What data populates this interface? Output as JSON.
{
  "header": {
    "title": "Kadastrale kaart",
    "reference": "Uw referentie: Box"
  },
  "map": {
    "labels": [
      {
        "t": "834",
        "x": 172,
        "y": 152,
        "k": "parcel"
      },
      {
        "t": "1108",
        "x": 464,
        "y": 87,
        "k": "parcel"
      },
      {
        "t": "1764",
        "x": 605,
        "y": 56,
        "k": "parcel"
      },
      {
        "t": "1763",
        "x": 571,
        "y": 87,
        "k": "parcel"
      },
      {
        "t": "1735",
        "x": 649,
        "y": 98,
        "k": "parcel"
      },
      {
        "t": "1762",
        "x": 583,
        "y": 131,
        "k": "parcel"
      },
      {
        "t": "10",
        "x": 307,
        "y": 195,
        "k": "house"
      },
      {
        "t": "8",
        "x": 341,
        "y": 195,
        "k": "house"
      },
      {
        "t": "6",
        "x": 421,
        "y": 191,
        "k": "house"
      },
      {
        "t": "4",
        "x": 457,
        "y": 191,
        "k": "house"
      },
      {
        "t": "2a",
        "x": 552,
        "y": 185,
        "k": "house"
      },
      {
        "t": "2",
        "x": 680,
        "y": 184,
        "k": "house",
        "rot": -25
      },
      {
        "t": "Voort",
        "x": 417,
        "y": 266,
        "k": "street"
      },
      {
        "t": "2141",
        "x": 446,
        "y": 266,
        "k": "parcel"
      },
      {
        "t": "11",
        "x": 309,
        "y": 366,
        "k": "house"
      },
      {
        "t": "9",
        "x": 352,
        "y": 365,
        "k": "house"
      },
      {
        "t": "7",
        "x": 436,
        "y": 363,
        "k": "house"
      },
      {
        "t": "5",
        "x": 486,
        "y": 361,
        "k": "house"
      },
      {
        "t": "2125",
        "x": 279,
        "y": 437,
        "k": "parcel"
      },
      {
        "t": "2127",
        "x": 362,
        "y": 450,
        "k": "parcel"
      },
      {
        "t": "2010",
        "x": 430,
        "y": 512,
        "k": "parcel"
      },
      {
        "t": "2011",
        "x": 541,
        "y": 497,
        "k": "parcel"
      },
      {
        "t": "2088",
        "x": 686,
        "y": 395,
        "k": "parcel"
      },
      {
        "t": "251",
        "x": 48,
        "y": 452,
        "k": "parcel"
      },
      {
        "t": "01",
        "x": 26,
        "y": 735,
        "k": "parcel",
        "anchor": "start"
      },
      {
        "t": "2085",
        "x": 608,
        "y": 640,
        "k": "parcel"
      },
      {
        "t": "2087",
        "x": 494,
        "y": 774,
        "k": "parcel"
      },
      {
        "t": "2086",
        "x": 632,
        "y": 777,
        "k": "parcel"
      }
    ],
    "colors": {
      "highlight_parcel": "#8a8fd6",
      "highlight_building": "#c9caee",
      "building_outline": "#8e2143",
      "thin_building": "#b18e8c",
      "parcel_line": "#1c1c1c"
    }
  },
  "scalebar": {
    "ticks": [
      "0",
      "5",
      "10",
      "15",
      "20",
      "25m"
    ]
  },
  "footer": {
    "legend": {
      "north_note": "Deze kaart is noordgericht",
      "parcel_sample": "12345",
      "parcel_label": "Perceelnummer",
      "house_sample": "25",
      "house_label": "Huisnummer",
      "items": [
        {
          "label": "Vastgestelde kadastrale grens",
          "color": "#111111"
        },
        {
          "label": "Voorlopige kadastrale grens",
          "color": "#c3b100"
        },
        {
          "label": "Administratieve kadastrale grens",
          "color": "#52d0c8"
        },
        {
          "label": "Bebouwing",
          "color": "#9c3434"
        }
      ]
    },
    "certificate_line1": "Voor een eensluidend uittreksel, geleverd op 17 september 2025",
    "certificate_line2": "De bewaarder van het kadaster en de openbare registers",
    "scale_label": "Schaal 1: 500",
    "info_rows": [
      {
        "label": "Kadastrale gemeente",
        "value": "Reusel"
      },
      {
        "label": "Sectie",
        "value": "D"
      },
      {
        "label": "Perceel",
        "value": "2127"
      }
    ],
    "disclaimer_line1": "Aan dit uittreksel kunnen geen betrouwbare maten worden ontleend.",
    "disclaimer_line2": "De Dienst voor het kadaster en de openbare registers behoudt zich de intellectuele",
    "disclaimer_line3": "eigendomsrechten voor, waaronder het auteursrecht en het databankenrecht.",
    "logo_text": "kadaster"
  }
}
........
WHAT NEEDS TO BE DONE:
Show every line where the string "kaart" appears.

RESPONSE:
    "title": "Kadastrale kaart",
      "north_note": "Deze kaart is noordgericht",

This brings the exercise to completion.